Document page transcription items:
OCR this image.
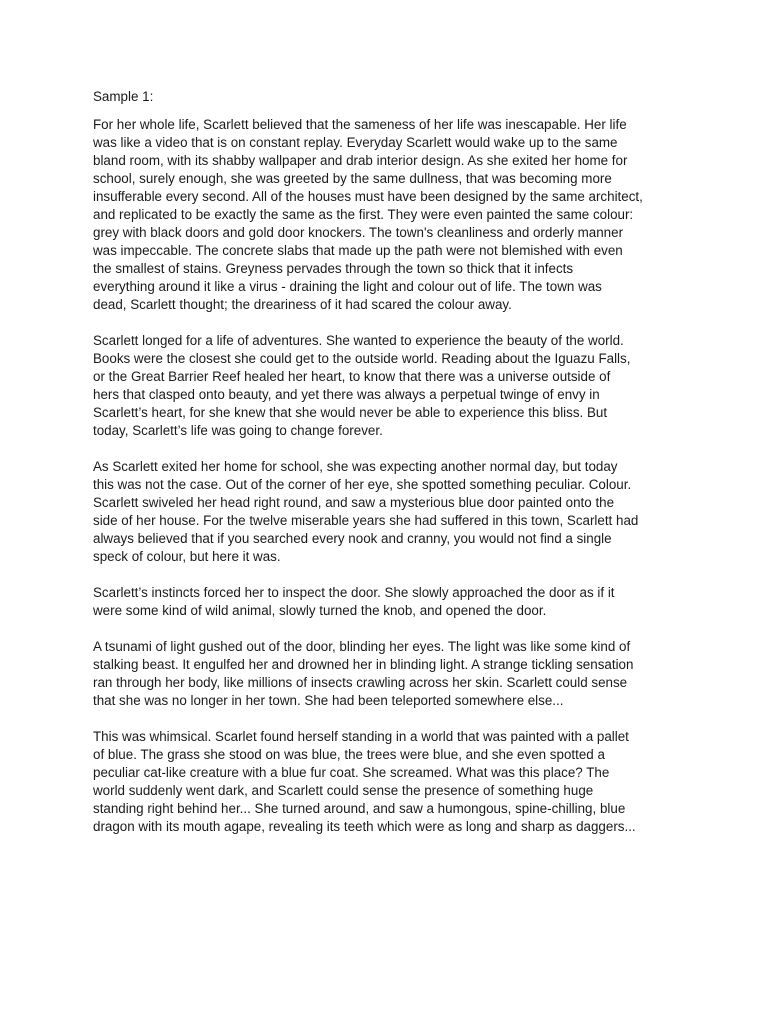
Sample 1:
For her whole life, Scarlett believed that the sameness of her life was inescapable. Her life
was like a video that is on constant replay. Everyday Scarlett would wake up to the same
bland room, with its shabby wallpaper and drab interior design. As she exited her home for
school, surely enough, she was greeted by the same dullness, that was becoming more
insufferable every second. All of the houses must have been designed by the same architect,
and replicated to be exactly the same as the first. They were even painted the same colour:
grey with black doors and gold door knockers. The town's cleanliness and orderly manner
was impeccable. The concrete slabs that made up the path were not blemished with even
the smallest of stains. Greyness pervades through the town so thick that it infects
everything around it like a virus - draining the light and colour out of life. The town was
dead, Scarlett thought; the dreariness of it had scared the colour away.
Scarlett longed for a life of adventures. She wanted to experience the beauty of the world.
Books were the closest she could get to the outside world. Reading about the Iguazu Falls,
or the Great Barrier Reef healed her heart, to know that there was a universe outside of
hers that clasped onto beauty, and yet there was always a perpetual twinge of envy in
Scarlett’s heart, for she knew that she would never be able to experience this bliss. But
today, Scarlett’s life was going to change forever.
As Scarlett exited her home for school, she was expecting another normal day, but today
this was not the case. Out of the corner of her eye, she spotted something peculiar. Colour.
Scarlett swiveled her head right round, and saw a mysterious blue door painted onto the
side of her house. For the twelve miserable years she had suffered in this town, Scarlett had
always believed that if you searched every nook and cranny, you would not find a single
speck of colour, but here it was.
Scarlett’s instincts forced her to inspect the door. She slowly approached the door as if it
were some kind of wild animal, slowly turned the knob, and opened the door.
A tsunami of light gushed out of the door, blinding her eyes. The light was like some kind of
stalking beast. It engulfed her and drowned her in blinding light. A strange tickling sensation
ran through her body, like millions of insects crawling across her skin. Scarlett could sense
that she was no longer in her town. She had been teleported somewhere else...
This was whimsical. Scarlet found herself standing in a world that was painted with a pallet
of blue. The grass she stood on was blue, the trees were blue, and she even spotted a
peculiar cat-like creature with a blue fur coat. She screamed. What was this place? The
world suddenly went dark, and Scarlett could sense the presence of something huge
standing right behind her... She turned around, and saw a humongous, spine-chilling, blue
dragon with its mouth agape, revealing its teeth which were as long and sharp as daggers...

- [Instructions to follow]
Write out all the entries word for word, but skip any images.

- [Response to the task]
OCR this image.
Sample 1:
For her whole life, Scarlett believed that the sameness of her life was inescapable. Her life
was like a video that is on constant replay. Everyday Scarlett would wake up to the same
bland room, with its shabby wallpaper and drab interior design. As she exited her home for
school, surely enough, she was greeted by the same dullness, that was becoming more
insufferable every second. All of the houses must have been designed by the same architect,
and replicated to be exactly the same as the first. They were even painted the same colour:
grey with black doors and gold door knockers. The town's cleanliness and orderly manner
was impeccable. The concrete slabs that made up the path were not blemished with even
the smallest of stains. Greyness pervades through the town so thick that it infects
everything around it like a virus - draining the light and colour out of life. The town was
dead, Scarlett thought; the dreariness of it had scared the colour away.
Scarlett longed for a life of adventures. She wanted to experience the beauty of the world.
Books were the closest she could get to the outside world. Reading about the Iguazu Falls,
or the Great Barrier Reef healed her heart, to know that there was a universe outside of
hers that clasped onto beauty, and yet there was always a perpetual twinge of envy in
Scarlett’s heart, for she knew that she would never be able to experience this bliss. But
today, Scarlett’s life was going to change forever.
As Scarlett exited her home for school, she was expecting another normal day, but today
this was not the case. Out of the corner of her eye, she spotted something peculiar. Colour.
Scarlett swiveled her head right round, and saw a mysterious blue door painted onto the
side of her house. For the twelve miserable years she had suffered in this town, Scarlett had
always believed that if you searched every nook and cranny, you would not find a single
speck of colour, but here it was.
Scarlett’s instincts forced her to inspect the door. She slowly approached the door as if it
were some kind of wild animal, slowly turned the knob, and opened the door.
A tsunami of light gushed out of the door, blinding her eyes. The light was like some kind of
stalking beast. It engulfed her and drowned her in blinding light. A strange tickling sensation
ran through her body, like millions of insects crawling across her skin. Scarlett could sense
that she was no longer in her town. She had been teleported somewhere else...
This was whimsical. Scarlet found herself standing in a world that was painted with a pallet
of blue. The grass she stood on was blue, the trees were blue, and she even spotted a
peculiar cat-like creature with a blue fur coat. She screamed. What was this place? The
world suddenly went dark, and Scarlett could sense the presence of something huge
standing right behind her... She turned around, and saw a humongous, spine-chilling, blue
dragon with its mouth agape, revealing its teeth which were as long and sharp as daggers...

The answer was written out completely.